To do: What follows are records. Restate all of them word for word.

(Dataset records)

- - - -

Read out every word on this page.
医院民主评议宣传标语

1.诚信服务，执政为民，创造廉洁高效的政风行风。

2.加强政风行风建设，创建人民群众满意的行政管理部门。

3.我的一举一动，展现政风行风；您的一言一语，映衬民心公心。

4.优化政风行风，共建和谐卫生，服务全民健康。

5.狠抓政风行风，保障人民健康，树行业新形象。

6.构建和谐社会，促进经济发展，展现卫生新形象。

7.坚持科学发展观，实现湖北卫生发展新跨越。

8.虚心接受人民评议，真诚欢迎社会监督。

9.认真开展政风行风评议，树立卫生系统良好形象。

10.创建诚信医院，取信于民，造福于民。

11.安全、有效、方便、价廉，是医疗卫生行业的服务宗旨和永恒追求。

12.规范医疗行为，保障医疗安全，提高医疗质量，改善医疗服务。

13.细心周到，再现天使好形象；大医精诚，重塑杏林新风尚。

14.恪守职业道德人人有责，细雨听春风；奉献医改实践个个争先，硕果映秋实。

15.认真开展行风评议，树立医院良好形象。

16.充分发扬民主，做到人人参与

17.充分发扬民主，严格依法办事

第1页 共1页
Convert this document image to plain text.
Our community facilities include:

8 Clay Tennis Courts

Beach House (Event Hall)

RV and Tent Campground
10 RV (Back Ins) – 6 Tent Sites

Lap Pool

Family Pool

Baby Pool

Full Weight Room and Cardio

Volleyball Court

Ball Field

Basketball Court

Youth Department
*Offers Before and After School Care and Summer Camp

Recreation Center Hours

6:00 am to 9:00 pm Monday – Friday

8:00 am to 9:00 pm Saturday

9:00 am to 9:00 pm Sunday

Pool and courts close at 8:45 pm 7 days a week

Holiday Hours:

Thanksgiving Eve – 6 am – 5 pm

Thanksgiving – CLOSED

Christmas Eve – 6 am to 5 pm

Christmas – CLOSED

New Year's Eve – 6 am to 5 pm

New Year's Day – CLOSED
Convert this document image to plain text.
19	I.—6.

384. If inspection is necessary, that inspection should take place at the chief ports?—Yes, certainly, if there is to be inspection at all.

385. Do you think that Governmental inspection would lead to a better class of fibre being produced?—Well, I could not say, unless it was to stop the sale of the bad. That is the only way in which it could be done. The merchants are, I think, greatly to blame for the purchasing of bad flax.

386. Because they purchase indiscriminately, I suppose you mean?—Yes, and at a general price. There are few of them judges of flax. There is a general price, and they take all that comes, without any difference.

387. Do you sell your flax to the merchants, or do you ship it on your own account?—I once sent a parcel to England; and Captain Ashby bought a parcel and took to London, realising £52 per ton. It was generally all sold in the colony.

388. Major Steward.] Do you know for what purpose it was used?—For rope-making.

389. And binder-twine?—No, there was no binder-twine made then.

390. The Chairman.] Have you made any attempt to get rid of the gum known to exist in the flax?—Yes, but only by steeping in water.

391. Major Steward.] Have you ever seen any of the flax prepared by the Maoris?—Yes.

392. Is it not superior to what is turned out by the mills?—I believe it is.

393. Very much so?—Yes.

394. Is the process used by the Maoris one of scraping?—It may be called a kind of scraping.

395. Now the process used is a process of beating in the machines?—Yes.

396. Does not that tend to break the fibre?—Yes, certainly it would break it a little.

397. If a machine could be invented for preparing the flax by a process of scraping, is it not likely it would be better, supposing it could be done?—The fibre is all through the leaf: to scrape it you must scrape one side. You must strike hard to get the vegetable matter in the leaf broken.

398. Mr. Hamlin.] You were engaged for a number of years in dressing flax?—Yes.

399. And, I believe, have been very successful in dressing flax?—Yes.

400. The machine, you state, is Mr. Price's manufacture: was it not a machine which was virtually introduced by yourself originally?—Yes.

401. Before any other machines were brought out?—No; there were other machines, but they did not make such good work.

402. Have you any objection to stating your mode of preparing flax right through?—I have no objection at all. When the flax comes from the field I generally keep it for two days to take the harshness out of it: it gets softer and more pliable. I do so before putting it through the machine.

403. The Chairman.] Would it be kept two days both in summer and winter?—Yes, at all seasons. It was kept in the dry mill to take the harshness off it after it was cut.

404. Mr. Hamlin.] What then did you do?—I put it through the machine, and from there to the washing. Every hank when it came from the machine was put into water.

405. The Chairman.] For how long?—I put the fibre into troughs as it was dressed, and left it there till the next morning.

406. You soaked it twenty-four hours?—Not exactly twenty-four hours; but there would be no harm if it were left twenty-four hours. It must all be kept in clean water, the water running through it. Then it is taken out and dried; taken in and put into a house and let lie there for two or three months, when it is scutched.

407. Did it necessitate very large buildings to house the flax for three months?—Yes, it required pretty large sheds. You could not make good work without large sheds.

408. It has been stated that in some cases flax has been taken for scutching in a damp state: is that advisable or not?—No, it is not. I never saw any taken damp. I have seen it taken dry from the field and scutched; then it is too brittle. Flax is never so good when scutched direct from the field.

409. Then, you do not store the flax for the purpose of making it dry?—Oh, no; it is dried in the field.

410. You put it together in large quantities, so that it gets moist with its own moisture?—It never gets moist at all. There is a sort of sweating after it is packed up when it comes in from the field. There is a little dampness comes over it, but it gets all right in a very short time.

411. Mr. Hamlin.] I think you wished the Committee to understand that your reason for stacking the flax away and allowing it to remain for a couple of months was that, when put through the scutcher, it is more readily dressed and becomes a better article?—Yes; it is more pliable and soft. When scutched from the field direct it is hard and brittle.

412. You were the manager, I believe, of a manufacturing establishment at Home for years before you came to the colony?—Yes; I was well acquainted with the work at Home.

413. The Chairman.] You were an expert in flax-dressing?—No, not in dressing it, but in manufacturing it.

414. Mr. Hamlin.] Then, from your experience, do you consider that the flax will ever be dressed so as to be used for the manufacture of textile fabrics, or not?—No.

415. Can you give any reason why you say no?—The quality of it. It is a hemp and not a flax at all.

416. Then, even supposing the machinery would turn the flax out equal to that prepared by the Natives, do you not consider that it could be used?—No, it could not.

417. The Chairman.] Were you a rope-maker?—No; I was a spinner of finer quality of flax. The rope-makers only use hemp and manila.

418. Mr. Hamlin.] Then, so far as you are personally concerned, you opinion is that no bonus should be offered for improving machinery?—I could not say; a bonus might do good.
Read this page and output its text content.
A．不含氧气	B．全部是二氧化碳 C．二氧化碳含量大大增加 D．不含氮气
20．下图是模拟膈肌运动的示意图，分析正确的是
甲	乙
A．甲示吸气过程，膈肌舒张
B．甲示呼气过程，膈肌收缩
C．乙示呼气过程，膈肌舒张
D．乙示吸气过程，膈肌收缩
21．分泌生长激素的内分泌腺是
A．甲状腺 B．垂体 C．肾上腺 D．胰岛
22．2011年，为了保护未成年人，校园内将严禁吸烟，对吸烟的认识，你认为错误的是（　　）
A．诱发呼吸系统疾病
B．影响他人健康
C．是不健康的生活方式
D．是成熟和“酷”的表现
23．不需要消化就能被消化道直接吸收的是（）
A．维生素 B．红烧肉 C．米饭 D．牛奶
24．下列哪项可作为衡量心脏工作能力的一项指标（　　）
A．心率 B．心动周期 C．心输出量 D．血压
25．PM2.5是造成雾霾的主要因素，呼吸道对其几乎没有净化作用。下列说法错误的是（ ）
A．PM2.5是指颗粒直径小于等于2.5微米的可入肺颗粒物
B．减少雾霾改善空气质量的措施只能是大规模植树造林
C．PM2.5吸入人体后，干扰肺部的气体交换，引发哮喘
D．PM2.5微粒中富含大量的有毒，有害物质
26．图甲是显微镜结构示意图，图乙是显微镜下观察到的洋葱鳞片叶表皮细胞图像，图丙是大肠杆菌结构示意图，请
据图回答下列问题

- - - -

Reply to the exercise:
Read out every word on this page.
医院民主评议宣传标语

1.诚信服务，执政为民，创造廉洁高效的政风行风。

2.加强政风行风建设，创建人民群众满意的行政管理部门。

3.我的一举一动，展现政风行风；您的一言一语，映衬民心公心。

4.优化政风行风，共建和谐卫生，服务全民健康。

5.狠抓政风行风，保障人民健康，树行业新形象。

6.构建和谐社会，促进经济发展，展现卫生新形象。

7.坚持科学发展观，实现湖北卫生发展新跨越。

8.虚心接受人民评议，真诚欢迎社会监督。

9.认真开展政风行风评议，树立卫生系统良好形象。

10.创建诚信医院，取信于民，造福于民。

11.安全、有效、方便、价廉，是医疗卫生行业的服务宗旨和永恒追求。

12.规范医疗行为，保障医疗安全，提高医疗质量，改善医疗服务。

13.细心周到，再现天使好形象；大医精诚，重塑杏林新风尚。

14.恪守职业道德人人有责，细雨听春风；奉献医改实践个个争先，硕果映秋实。

15.认真开展行风评议，树立医院良好形象。

16.充分发扬民主，做到人人参与

17.充分发扬民主，严格依法办事

第1页 共1页
Convert this document image to plain text.
Our community facilities include:

8 Clay Tennis Courts

Beach House (Event Hall)

RV and Tent Campground
10 RV (Back Ins) – 6 Tent Sites

Lap Pool

Family Pool

Baby Pool

Full Weight Room and Cardio

Volleyball Court

Ball Field

Basketball Court

Youth Department
*Offers Before and After School Care and Summer Camp

Recreation Center Hours

6:00 am to 9:00 pm Monday – Friday

8:00 am to 9:00 pm Saturday

9:00 am to 9:00 pm Sunday

Pool and courts close at 8:45 pm 7 days a week

Holiday Hours:

Thanksgiving Eve – 6 am – 5 pm

Thanksgiving – CLOSED

Christmas Eve – 6 am to 5 pm

Christmas – CLOSED

New Year's Eve – 6 am to 5 pm

New Year's Day – CLOSED
Convert this document image to plain text.
19	I.—6.

384. If inspection is necessary, that inspection should take place at the chief ports?—Yes, certainly, if there is to be inspection at all.

385. Do you think that Governmental inspection would lead to a better class of fibre being produced?—Well, I could not say, unless it was to stop the sale of the bad. That is the only way in which it could be done. The merchants are, I think, greatly to blame for the purchasing of bad flax.

386. Because they purchase indiscriminately, I suppose you mean?—Yes, and at a general price. There are few of them judges of flax. There is a general price, and they take all that comes, without any difference.

387. Do you sell your flax to the merchants, or do you ship it on your own account?—I once sent a parcel to England; and Captain Ashby bought a parcel and took to London, realising £52 per ton. It was generally all sold in the colony.

388. Major Steward.] Do you know for what purpose it was used?—For rope-making.

389. And binder-twine?—No, there was no binder-twine made then.

390. The Chairman.] Have you made any attempt to get rid of the gum known to exist in the flax?—Yes, but only by steeping in water.

391. Major Steward.] Have you ever seen any of the flax prepared by the Maoris?—Yes.

392. Is it not superior to what is turned out by the mills?—I believe it is.

393. Very much so?—Yes.

394. Is the process used by the Maoris one of scraping?—It may be called a kind of scraping.

395. Now the process used is a process of beating in the machines?—Yes.

396. Does not that tend to break the fibre?—Yes, certainly it would break it a little.

397. If a machine could be invented for preparing the flax by a process of scraping, is it not likely it would be better, supposing it could be done?—The fibre is all through the leaf: to scrape it you must scrape one side. You must strike hard to get the vegetable matter in the leaf broken.

398. Mr. Hamlin.] You were engaged for a number of years in dressing flax?—Yes.

399. And, I believe, have been very successful in dressing flax?—Yes.

400. The machine, you state, is Mr. Price's manufacture: was it not a machine which was virtually introduced by yourself originally?—Yes.

401. Before any other machines were brought out?—No; there were other machines, but they did not make such good work.

402. Have you any objection to stating your mode of preparing flax right through?—I have no objection at all. When the flax comes from the field I generally keep it for two days to take the harshness out of it: it gets softer and more pliable. I do so before putting it through the machine.

403. The Chairman.] Would it be kept two days both in summer and winter?—Yes, at all seasons. It was kept in the dry mill to take the harshness off it after it was cut.

404. Mr. Hamlin.] What then did you do?—I put it through the machine, and from there to the washing. Every hank when it came from the machine was put into water.

405. The Chairman.] For how long?—I put the fibre into troughs as it was dressed, and left it there till the next morning.

406. You soaked it twenty-four hours?—Not exactly twenty-four hours; but there would be no harm if it were left twenty-four hours. It must all be kept in clean water, the water running through it. Then it is taken out and dried; taken in and put into a house and let lie there for two or three months, when it is scutched.

407. Did it necessitate very large buildings to house the flax for three months?—Yes, it required pretty large sheds. You could not make good work without large sheds.

408. It has been stated that in some cases flax has been taken for scutching in a damp state: is that advisable or not?—No, it is not. I never saw any taken damp. I have seen it taken dry from the field and scutched; then it is too brittle. Flax is never so good when scutched direct from the field.

409. Then, you do not store the flax for the purpose of making it dry?—Oh, no; it is dried in the field.

410. You put it together in large quantities, so that it gets moist with its own moisture?—It never gets moist at all. There is a sort of sweating after it is packed up when it comes in from the field. There is a little dampness comes over it, but it gets all right in a very short time.

411. Mr. Hamlin.] I think you wished the Committee to understand that your reason for stacking the flax away and allowing it to remain for a couple of months was that, when put through the scutcher, it is more readily dressed and becomes a better article?—Yes; it is more pliable and soft. When scutched from the field direct it is hard and brittle.

412. You were the manager, I believe, of a manufacturing establishment at Home for years before you came to the colony?—Yes; I was well acquainted with the work at Home.

413. The Chairman.] You were an expert in flax-dressing?—No, not in dressing it, but in manufacturing it.

414. Mr. Hamlin.] Then, from your experience, do you consider that the flax will ever be dressed so as to be used for the manufacture of textile fabrics, or not?—No.

415. Can you give any reason why you say no?—The quality of it. It is a hemp and not a flax at all.

416. Then, even supposing the machinery would turn the flax out equal to that prepared by the Natives, do you not consider that it could be used?—No, it could not.

417. The Chairman.] Were you a rope-maker?—No; I was a spinner of finer quality of flax. The rope-makers only use hemp and manila.

418. Mr. Hamlin.] Then, so far as you are personally concerned, you opinion is that no bonus should be offered for improving machinery?—I could not say; a bonus might do good.
Read this page and output its text content.
A．不含氧气	B．全部是二氧化碳 C．二氧化碳含量大大增加 D．不含氮气
20．下图是模拟膈肌运动的示意图，分析正确的是
甲	乙
A．甲示吸气过程，膈肌舒张
B．甲示呼气过程，膈肌收缩
C．乙示呼气过程，膈肌舒张
D．乙示吸气过程，膈肌收缩
21．分泌生长激素的内分泌腺是
A．甲状腺 B．垂体 C．肾上腺 D．胰岛
22．2011年，为了保护未成年人，校园内将严禁吸烟，对吸烟的认识，你认为错误的是（　　）
A．诱发呼吸系统疾病
B．影响他人健康
C．是不健康的生活方式
D．是成熟和“酷”的表现
23．不需要消化就能被消化道直接吸收的是（）
A．维生素 B．红烧肉 C．米饭 D．牛奶
24．下列哪项可作为衡量心脏工作能力的一项指标（　　）
A．心率 B．心动周期 C．心输出量 D．血压
25．PM2.5是造成雾霾的主要因素，呼吸道对其几乎没有净化作用。下列说法错误的是（ ）
A．PM2.5是指颗粒直径小于等于2.5微米的可入肺颗粒物
B．减少雾霾改善空气质量的措施只能是大规模植树造林
C．PM2.5吸入人体后，干扰肺部的气体交换，引发哮喘
D．PM2.5微粒中富含大量的有毒，有害物质
26．图甲是显微镜结构示意图，图乙是显微镜下观察到的洋葱鳞片叶表皮细胞图像，图丙是大肠杆菌结构示意图，请
据图回答下列问题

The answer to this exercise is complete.